Supplied data:
(begin)

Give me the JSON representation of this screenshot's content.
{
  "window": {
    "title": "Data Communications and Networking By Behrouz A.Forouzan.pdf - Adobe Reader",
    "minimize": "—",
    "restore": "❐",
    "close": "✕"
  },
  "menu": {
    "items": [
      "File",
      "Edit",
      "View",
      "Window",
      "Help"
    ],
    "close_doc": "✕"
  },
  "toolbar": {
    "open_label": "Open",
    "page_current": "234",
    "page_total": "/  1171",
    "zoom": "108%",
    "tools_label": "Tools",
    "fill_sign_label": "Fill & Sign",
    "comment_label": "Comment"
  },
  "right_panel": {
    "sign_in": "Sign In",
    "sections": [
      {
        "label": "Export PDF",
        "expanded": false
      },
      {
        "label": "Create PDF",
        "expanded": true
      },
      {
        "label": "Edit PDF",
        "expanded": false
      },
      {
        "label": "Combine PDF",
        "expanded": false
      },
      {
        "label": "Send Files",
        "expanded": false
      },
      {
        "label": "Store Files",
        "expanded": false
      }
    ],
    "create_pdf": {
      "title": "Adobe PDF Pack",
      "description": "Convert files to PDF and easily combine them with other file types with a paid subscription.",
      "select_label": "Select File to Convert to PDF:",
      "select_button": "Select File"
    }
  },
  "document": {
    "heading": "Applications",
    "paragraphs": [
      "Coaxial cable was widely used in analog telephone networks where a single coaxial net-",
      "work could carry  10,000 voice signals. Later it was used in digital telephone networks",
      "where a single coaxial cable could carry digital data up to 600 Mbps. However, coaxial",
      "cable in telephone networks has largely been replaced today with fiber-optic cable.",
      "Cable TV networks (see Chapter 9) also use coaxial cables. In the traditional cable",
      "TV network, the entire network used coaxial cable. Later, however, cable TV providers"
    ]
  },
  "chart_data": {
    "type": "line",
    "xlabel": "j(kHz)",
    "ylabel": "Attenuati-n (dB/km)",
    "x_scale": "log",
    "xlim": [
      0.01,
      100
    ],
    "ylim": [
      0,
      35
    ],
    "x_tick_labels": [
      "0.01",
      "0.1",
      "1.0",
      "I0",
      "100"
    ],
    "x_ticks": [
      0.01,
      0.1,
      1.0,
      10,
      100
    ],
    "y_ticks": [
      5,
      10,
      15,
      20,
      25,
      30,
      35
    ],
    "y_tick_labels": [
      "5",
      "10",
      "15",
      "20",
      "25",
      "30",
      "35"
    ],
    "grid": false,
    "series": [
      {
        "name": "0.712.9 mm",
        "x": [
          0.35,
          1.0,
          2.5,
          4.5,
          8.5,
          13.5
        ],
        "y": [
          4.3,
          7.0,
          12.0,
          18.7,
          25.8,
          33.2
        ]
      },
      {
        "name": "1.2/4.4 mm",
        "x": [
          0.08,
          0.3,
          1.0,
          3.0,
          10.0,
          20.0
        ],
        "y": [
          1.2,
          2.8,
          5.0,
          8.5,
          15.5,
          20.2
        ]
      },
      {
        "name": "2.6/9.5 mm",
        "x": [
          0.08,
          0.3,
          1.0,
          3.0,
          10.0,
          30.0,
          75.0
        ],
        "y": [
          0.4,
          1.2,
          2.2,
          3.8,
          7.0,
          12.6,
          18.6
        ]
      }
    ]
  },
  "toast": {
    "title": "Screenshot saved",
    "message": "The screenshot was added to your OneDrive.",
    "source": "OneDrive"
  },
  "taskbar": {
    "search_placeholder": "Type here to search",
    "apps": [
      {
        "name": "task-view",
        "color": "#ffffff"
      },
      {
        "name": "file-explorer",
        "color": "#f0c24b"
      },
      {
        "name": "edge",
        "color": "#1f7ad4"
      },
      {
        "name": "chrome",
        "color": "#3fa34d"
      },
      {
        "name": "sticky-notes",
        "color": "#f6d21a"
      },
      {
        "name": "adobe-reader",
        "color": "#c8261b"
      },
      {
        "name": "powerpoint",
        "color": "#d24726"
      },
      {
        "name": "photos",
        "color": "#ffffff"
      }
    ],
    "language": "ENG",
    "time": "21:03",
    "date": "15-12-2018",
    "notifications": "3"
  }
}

(end)

Task instructions: Return all lines with the word "digital" in them.

Exercise response:
      "work could carry  10,000 voice signals. Later it was used in digital telephone networks",
      "where a single coaxial cable could carry digital data up to 600 Mbps. However, coaxial",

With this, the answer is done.